== Given exercise 1 ==
In the film text, where did location shooting take place?
== Given exercise 2 ==
Reproduce a passage from the film text: start at the words "Only the Wind Knows the Answer (Die" and stop after "Frankfurt and Munich.".

== Text block ==
———

- Film poster
- Directed by: Alfred Vohrer
- Screenplay by: Manfred Purzer
- Based on: The Wind and The Rain (novel) by Johannes Mario Simmel
- Produced by: Luggi Waldleitner
- Starring: Maurice Ronet Marthe Keller Karin Dor
- Cinematography: Petrus R. Schlömp
- Edited by: Ingeborg Taschner
- Music by: Erich Ferstl
- Production companies: Roxy Film Paris-Cannes Productions
- Distributed by: Constantin Film
- Release date: 20 November 1974 (West Germany);
- Running time: 107 minutes
- Countries: West Germany; France;
- Language: German

= Only the Wind Knows the Answer =

1974 film

Only the Wind Knows the Answer (Die Antwort kennt nur der Wind) is a 1974 West German-French thriller film directed by Alfred Vohrer and starring Maurice Ronet, Marthe Keller and Karin Dor. It was entered into the 9th Moscow International Film Festival. Location shooting took place on the French Riviera, Zurich, Frankfurt and Munich.

———

== Provided material ==
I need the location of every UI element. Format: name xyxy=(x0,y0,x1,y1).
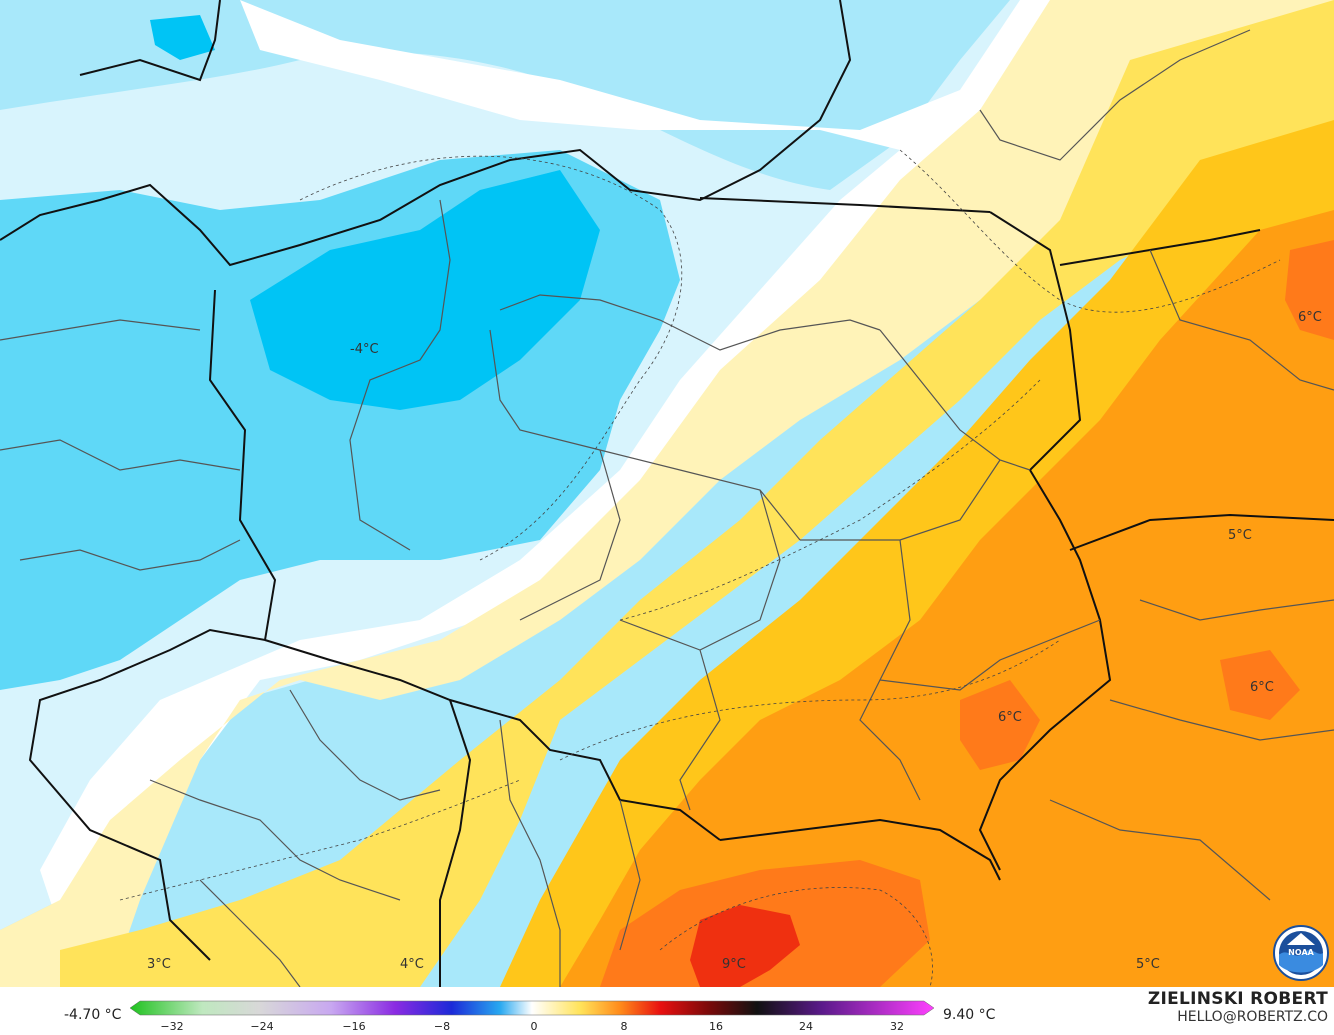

———

== Written reply 1 ==
On the French Riviera and in Zurich, Frankfurt and Munich.

== Written reply 2 ==
Only the Wind Knows the Answer (Die Antwort kennt nur der Wind) is a 1974 West German-French thriller film directed by Alfred Vohrer and starring Maurice Ronet, Marthe Keller and Karin Dor. It was entered into the 9th Moscow International Film Festival. Location shooting took place on the French Riviera, Zurich, Frankfurt and Munich.